YOUR TASK
Reproduce every one of the entries below verbatim, line by line, without altering any character.

INFORMATION PROVIDED
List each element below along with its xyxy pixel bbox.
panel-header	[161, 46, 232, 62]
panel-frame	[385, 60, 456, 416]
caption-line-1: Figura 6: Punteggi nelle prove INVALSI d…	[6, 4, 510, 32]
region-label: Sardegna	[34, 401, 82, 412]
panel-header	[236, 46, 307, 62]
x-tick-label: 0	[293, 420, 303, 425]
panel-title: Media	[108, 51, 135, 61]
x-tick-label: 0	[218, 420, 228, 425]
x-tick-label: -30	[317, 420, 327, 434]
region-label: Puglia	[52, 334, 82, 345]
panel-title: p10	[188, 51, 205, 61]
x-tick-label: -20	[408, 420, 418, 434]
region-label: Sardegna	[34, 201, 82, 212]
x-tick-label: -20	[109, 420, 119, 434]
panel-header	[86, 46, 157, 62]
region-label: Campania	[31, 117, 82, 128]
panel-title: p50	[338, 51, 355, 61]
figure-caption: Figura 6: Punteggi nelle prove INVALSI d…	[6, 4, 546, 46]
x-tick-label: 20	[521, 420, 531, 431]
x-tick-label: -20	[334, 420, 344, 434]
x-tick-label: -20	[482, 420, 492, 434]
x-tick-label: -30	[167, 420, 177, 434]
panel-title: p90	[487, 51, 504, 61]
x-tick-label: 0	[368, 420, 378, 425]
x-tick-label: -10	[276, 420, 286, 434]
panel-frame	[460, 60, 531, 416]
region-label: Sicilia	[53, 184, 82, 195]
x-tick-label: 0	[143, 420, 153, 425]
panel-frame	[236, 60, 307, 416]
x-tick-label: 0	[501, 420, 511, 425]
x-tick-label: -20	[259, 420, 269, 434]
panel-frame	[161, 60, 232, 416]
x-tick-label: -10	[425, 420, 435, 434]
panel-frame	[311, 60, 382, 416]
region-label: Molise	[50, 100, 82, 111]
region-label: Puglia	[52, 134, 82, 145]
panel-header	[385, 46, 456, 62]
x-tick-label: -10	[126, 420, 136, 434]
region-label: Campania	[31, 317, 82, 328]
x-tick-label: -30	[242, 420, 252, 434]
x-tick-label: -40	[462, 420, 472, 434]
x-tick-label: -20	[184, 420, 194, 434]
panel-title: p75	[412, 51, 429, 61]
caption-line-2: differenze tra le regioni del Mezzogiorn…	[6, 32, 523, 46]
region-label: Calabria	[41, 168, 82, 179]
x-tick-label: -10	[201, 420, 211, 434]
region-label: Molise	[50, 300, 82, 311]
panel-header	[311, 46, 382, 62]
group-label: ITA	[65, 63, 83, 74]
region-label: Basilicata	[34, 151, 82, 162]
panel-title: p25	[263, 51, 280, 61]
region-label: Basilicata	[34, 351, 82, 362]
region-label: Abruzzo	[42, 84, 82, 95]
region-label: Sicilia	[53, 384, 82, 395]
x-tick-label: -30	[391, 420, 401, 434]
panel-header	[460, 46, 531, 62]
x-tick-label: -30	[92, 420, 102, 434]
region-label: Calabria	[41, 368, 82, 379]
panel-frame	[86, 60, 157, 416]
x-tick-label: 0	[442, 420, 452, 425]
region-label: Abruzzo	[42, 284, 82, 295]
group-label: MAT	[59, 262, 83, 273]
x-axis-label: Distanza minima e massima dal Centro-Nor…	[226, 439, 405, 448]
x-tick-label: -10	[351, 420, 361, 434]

IN RESPONSE
List each element below along with its xyxy pixel bbox.
panel-header	[161, 46, 232, 62]
panel-frame	[385, 60, 456, 416]
caption-line-1: Figura 6: Punteggi nelle prove INVALSI d…	[6, 4, 510, 32]
region-label: Sardegna	[34, 401, 82, 412]
panel-header	[236, 46, 307, 62]
x-tick-label: 0	[293, 420, 303, 425]
panel-title: Media	[108, 51, 135, 61]
x-tick-label: 0	[218, 420, 228, 425]
x-tick-label: -30	[317, 420, 327, 434]
region-label: Puglia	[52, 334, 82, 345]
panel-title: p10	[188, 51, 205, 61]
x-tick-label: -20	[408, 420, 418, 434]
region-label: Sardegna	[34, 201, 82, 212]
x-tick-label: -20	[109, 420, 119, 434]
panel-header	[86, 46, 157, 62]
region-label: Campania	[31, 117, 82, 128]
panel-title: p50	[338, 51, 355, 61]
figure-caption: Figura 6: Punteggi nelle prove INVALSI d…	[6, 4, 546, 46]
x-tick-label: 20	[521, 420, 531, 431]
x-tick-label: -20	[334, 420, 344, 434]
x-tick-label: -20	[482, 420, 492, 434]
x-tick-label: -30	[167, 420, 177, 434]
panel-title: p90	[487, 51, 504, 61]
x-tick-label: 0	[368, 420, 378, 425]
x-tick-label: -10	[276, 420, 286, 434]
panel-frame	[460, 60, 531, 416]
region-label: Sicilia	[53, 184, 82, 195]
x-tick-label: 0	[143, 420, 153, 425]
panel-frame	[236, 60, 307, 416]
x-tick-label: 0	[501, 420, 511, 425]
x-tick-label: -20	[259, 420, 269, 434]
panel-frame	[161, 60, 232, 416]
x-tick-label: -10	[425, 420, 435, 434]
panel-frame	[311, 60, 382, 416]
region-label: Molise	[50, 100, 82, 111]
region-label: Puglia	[52, 134, 82, 145]
panel-header	[385, 46, 456, 62]
x-tick-label: -10	[126, 420, 136, 434]
region-label: Campania	[31, 317, 82, 328]
x-tick-label: -30	[242, 420, 252, 434]
x-tick-label: -40	[462, 420, 472, 434]
x-tick-label: -20	[184, 420, 194, 434]
panel-title: p75	[412, 51, 429, 61]
caption-line-2: differenze tra le regioni del Mezzogiorn…	[6, 32, 523, 46]
region-label: Calabria	[41, 168, 82, 179]
x-tick-label: -10	[201, 420, 211, 434]
region-label: Molise	[50, 300, 82, 311]
panel-header	[311, 46, 382, 62]
group-label: ITA	[65, 63, 83, 74]
region-label: Basilicata	[34, 151, 82, 162]
panel-title: p25	[263, 51, 280, 61]
region-label: Basilicata	[34, 351, 82, 362]
region-label: Abruzzo	[42, 84, 82, 95]
region-label: Sicilia	[53, 384, 82, 395]
x-tick-label: -30	[391, 420, 401, 434]
panel-header	[460, 46, 531, 62]
x-tick-label: -30	[92, 420, 102, 434]
region-label: Calabria	[41, 368, 82, 379]
panel-frame	[86, 60, 157, 416]
x-tick-label: 0	[442, 420, 452, 425]
region-label: Abruzzo	[42, 284, 82, 295]
group-label: MAT	[59, 262, 83, 273]
x-axis-label: Distanza minima e massima dal Centro-Nor…	[226, 439, 405, 448]
x-tick-label: -10	[351, 420, 361, 434]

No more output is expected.